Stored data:
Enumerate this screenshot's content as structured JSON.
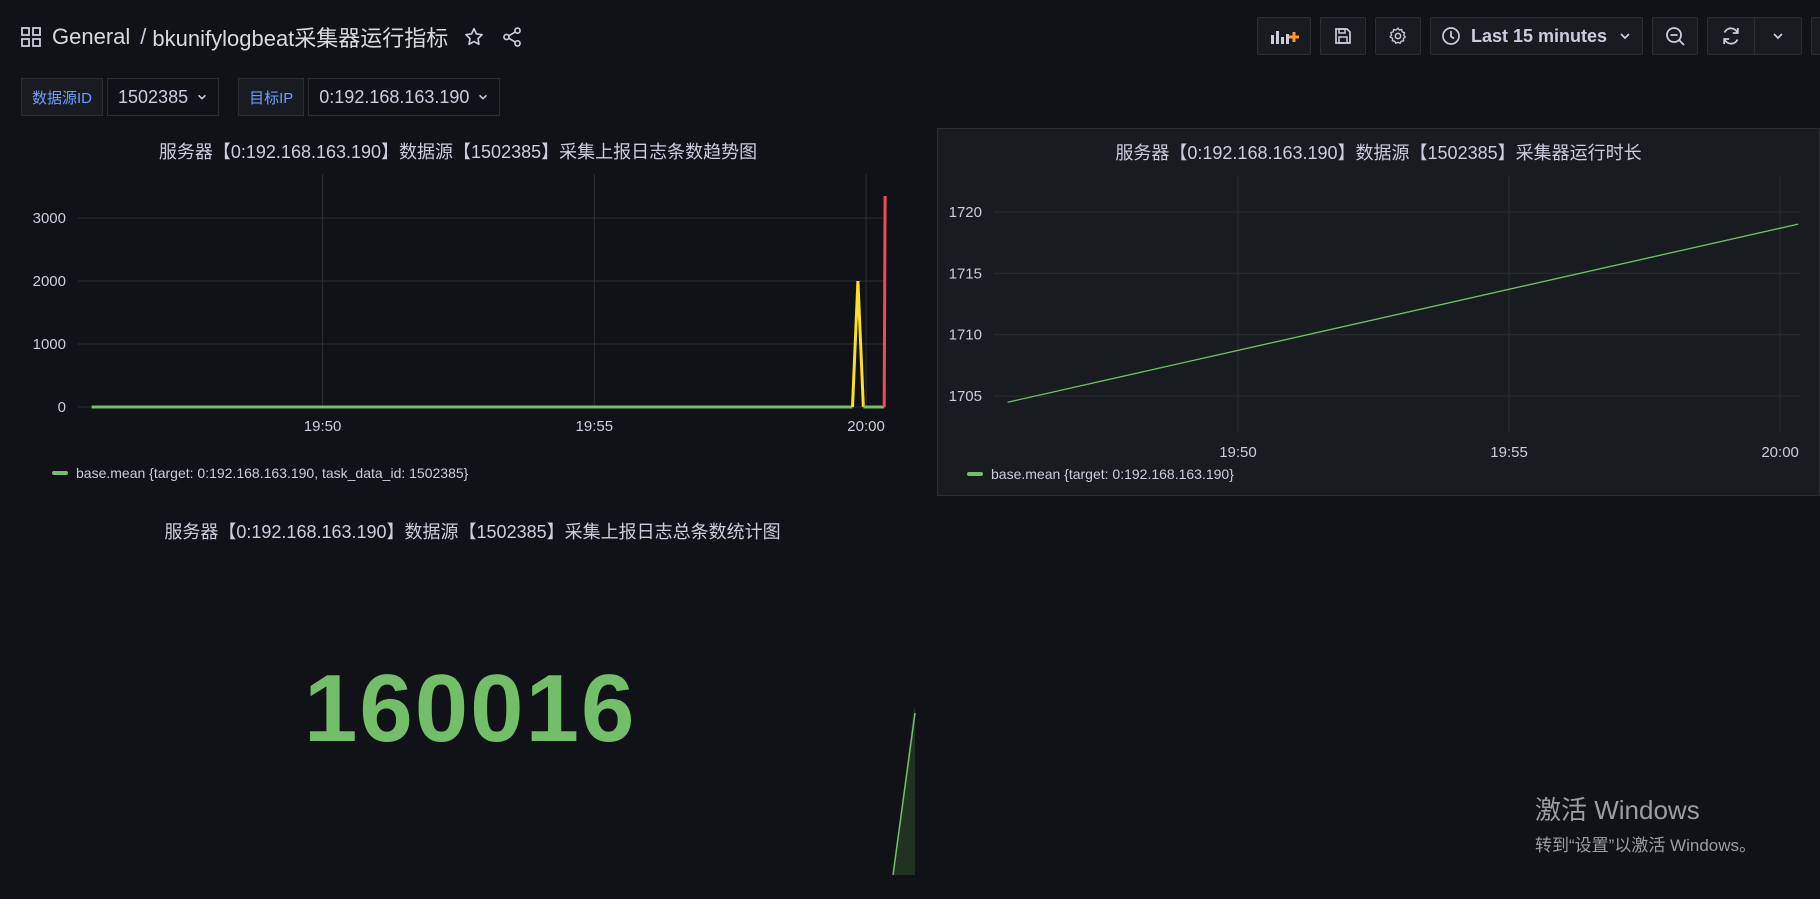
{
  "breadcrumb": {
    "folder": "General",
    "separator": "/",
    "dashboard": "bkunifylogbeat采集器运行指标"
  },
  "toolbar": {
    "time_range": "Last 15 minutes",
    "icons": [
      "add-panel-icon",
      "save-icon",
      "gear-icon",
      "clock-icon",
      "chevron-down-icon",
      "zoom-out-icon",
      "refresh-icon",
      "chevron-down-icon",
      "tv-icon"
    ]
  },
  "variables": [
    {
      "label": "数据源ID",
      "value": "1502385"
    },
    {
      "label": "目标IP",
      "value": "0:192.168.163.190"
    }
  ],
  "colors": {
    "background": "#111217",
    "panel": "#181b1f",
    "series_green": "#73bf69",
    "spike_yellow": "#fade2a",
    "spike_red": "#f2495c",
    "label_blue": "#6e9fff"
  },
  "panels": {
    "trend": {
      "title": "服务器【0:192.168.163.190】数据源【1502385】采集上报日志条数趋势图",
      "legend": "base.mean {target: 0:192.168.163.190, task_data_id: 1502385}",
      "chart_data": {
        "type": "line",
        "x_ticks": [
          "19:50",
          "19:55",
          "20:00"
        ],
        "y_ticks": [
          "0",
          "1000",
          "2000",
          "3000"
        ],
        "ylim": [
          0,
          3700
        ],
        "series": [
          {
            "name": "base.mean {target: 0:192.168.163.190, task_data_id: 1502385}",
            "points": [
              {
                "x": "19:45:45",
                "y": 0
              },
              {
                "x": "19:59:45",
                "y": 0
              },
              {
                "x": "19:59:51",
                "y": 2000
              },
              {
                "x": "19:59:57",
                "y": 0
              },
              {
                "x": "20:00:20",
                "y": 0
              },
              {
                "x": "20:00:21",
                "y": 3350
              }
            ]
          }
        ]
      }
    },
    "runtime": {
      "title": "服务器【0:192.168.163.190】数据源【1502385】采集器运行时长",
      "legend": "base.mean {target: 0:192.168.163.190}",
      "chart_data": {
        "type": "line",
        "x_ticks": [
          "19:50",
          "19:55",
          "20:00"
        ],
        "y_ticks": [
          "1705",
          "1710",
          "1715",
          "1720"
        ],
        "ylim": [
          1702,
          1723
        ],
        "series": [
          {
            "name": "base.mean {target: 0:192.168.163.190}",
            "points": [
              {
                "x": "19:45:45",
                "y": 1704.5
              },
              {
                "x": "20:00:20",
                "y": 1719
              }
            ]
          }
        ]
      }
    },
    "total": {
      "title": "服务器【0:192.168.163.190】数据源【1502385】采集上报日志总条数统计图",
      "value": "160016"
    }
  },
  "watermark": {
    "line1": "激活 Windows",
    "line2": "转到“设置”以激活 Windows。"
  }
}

What is asked:
Count how many lines above contain the word "target". Reply with the number alone.

Answer for the task:
4